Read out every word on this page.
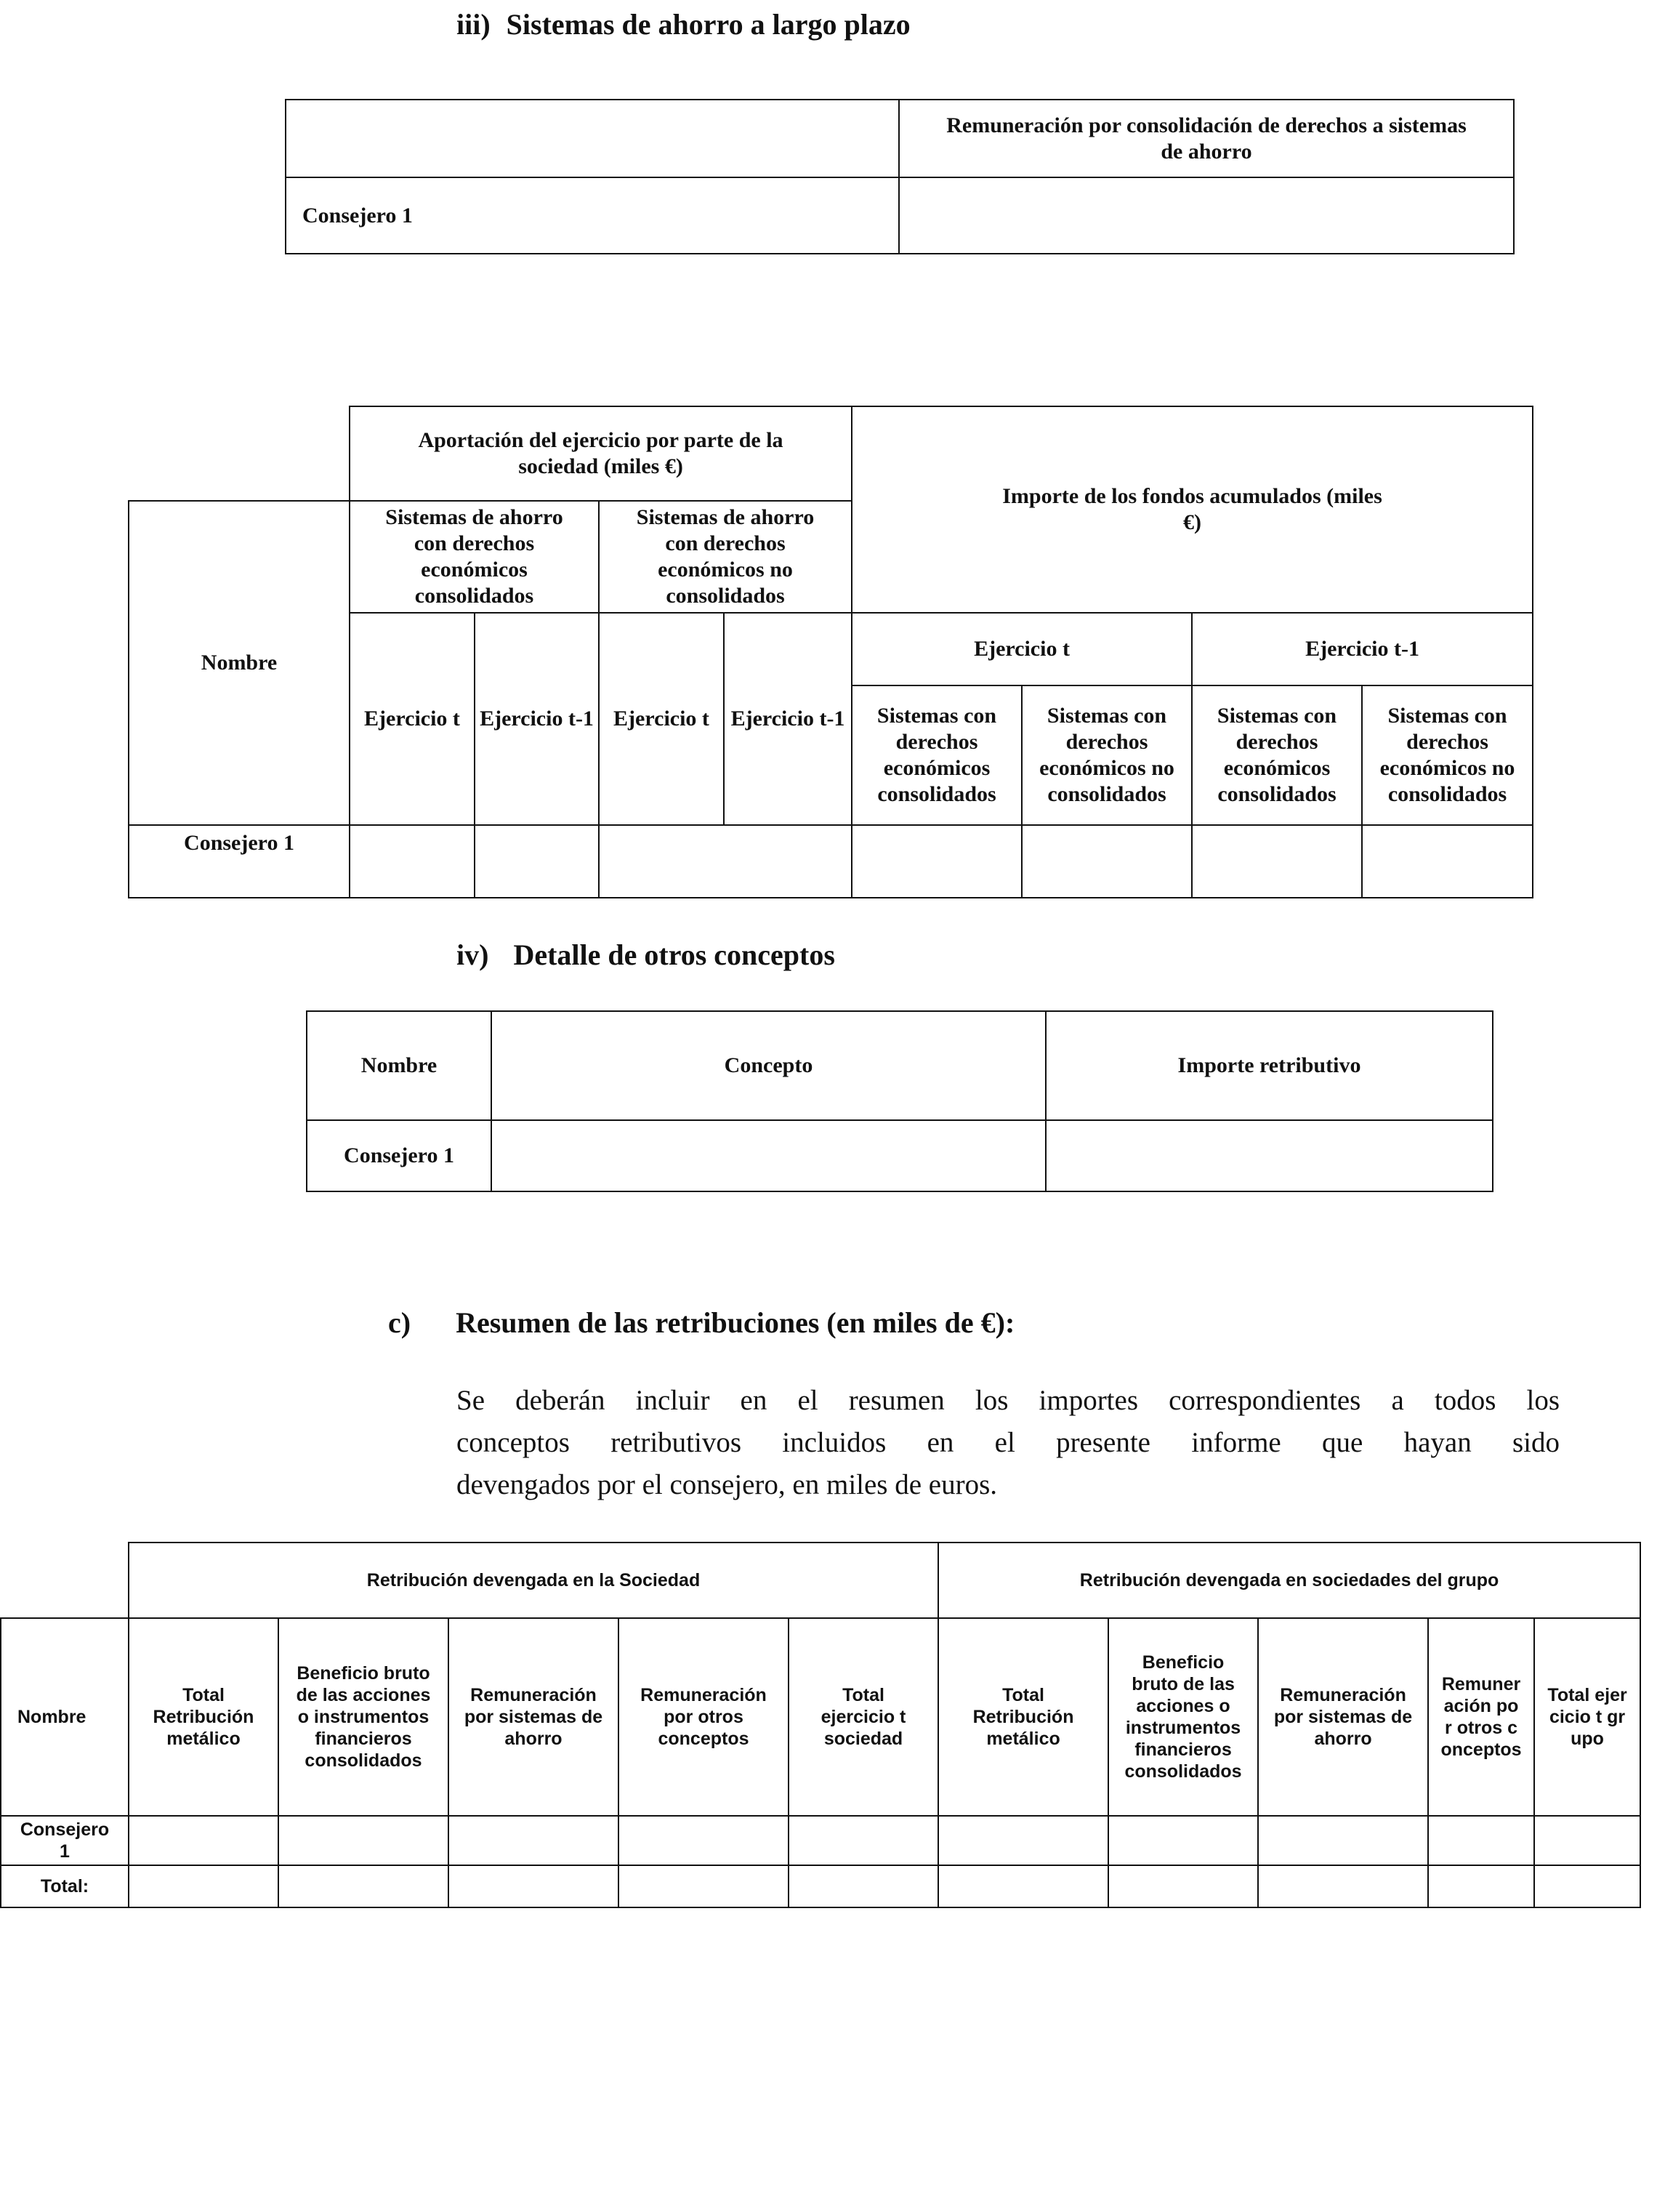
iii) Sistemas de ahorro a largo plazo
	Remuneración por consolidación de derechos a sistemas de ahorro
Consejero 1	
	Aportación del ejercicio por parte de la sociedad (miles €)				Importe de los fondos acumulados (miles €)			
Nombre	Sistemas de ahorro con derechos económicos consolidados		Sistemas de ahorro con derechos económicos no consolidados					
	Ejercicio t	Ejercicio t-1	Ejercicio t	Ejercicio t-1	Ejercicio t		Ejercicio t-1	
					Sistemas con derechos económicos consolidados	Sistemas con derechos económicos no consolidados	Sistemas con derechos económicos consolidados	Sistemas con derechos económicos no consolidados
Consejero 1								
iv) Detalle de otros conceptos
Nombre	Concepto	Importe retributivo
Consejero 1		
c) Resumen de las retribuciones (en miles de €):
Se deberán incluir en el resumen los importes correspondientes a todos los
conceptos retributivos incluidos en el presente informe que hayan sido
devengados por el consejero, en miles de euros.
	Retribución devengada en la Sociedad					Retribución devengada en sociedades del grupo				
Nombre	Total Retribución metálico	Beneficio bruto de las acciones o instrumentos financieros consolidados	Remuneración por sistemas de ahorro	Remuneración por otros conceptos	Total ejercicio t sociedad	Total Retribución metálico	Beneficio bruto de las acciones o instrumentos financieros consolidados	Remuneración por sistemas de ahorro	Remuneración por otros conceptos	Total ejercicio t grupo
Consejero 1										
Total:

━━━━━━━━━━

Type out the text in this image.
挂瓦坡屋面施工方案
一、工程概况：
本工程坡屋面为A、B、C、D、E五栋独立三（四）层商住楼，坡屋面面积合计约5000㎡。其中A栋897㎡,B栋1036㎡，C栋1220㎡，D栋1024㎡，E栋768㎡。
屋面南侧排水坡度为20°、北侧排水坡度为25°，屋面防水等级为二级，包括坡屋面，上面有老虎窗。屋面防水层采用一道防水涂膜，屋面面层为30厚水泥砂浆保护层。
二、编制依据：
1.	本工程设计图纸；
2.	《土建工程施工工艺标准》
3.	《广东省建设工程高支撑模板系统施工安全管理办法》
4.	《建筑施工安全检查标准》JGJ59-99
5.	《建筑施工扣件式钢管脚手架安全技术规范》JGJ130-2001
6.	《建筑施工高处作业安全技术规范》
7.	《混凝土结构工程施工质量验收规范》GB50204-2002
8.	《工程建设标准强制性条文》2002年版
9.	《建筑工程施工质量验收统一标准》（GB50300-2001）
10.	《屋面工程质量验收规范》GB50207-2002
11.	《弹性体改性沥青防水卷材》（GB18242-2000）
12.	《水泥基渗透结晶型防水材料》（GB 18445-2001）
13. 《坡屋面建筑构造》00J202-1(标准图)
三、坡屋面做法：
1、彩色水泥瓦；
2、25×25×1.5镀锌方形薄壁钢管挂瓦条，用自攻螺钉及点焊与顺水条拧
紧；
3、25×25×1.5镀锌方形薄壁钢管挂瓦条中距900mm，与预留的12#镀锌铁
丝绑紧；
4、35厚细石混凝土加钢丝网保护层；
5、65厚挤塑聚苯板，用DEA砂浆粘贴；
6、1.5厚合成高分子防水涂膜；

━━━━━━━━━━

Exercise instructions:
Copy out the lines in which the string "otros" appears.

Completed task:
iv) Detalle de otros conceptos
Nombre	Total Retribución metálico	Beneficio bruto de las acciones o instrumentos financieros consolidados	Remuneración por sistemas de ahorro	Remuneración por otros conceptos	Total ejercicio t sociedad	Total Retribución metálico	Beneficio bruto de las acciones o instrumentos financieros consolidados	Remuneración por sistemas de ahorro	Remuneración por otros conceptos	Total ejercicio t grupo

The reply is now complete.